Problem to work on:
Your job is to retype all of the data word for word, leaving every image out.

[Chart and figure data]
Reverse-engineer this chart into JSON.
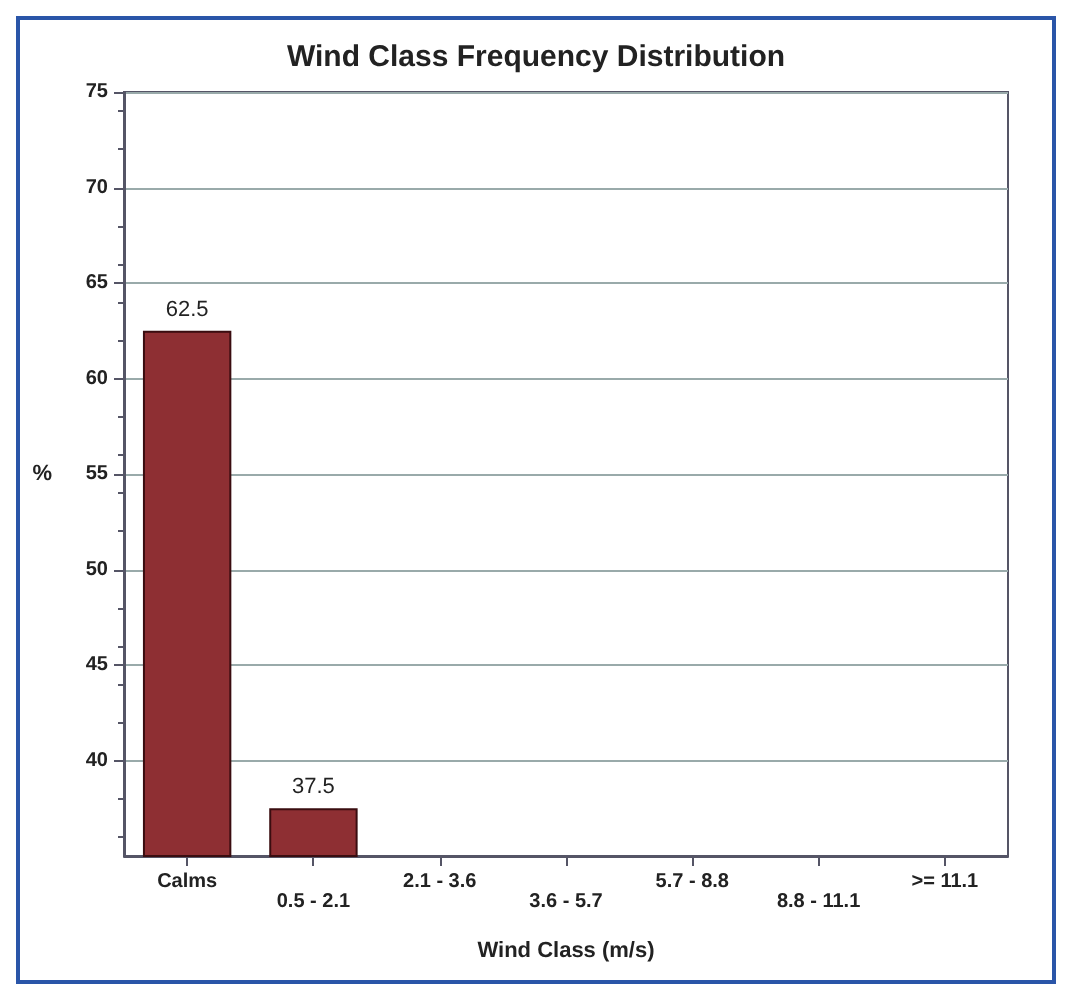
{
  "chart_data": {
    "type": "bar",
    "title": "Wind Class Frequency Distribution",
    "xlabel": "Wind Class (m/s)",
    "ylabel": "%",
    "categories": [
      "Calms",
      "0.5 - 2.1",
      "2.1 - 3.6",
      "3.6 - 5.7",
      "5.7 - 8.8",
      "8.8 - 11.1",
      ">= 11.1"
    ],
    "values": [
      62.5,
      37.5,
      null,
      null,
      null,
      null,
      null
    ],
    "value_labels": [
      "62.5",
      "37.5",
      null,
      null,
      null,
      null,
      null
    ],
    "color": "#8e2f33",
    "ylim": [
      35,
      75
    ],
    "yticks": [
      40,
      45,
      50,
      55,
      60,
      65,
      70,
      75
    ],
    "grid": "y"
  }
}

Task solution:
Reverse-engineer this chart into JSON.
{
  "chart_data": {
    "type": "bar",
    "title": "Wind Class Frequency Distribution",
    "xlabel": "Wind Class (m/s)",
    "ylabel": "%",
    "categories": [
      "Calms",
      "0.5 - 2.1",
      "2.1 - 3.6",
      "3.6 - 5.7",
      "5.7 - 8.8",
      "8.8 - 11.1",
      ">= 11.1"
    ],
    "values": [
      62.5,
      37.5,
      null,
      null,
      null,
      null,
      null
    ],
    "value_labels": [
      "62.5",
      "37.5",
      null,
      null,
      null,
      null,
      null
    ],
    "color": "#8e2f33",
    "ylim": [
      35,
      75
    ],
    "yticks": [
      40,
      45,
      50,
      55,
      60,
      65,
      70,
      75
    ],
    "grid": "y"
  }
}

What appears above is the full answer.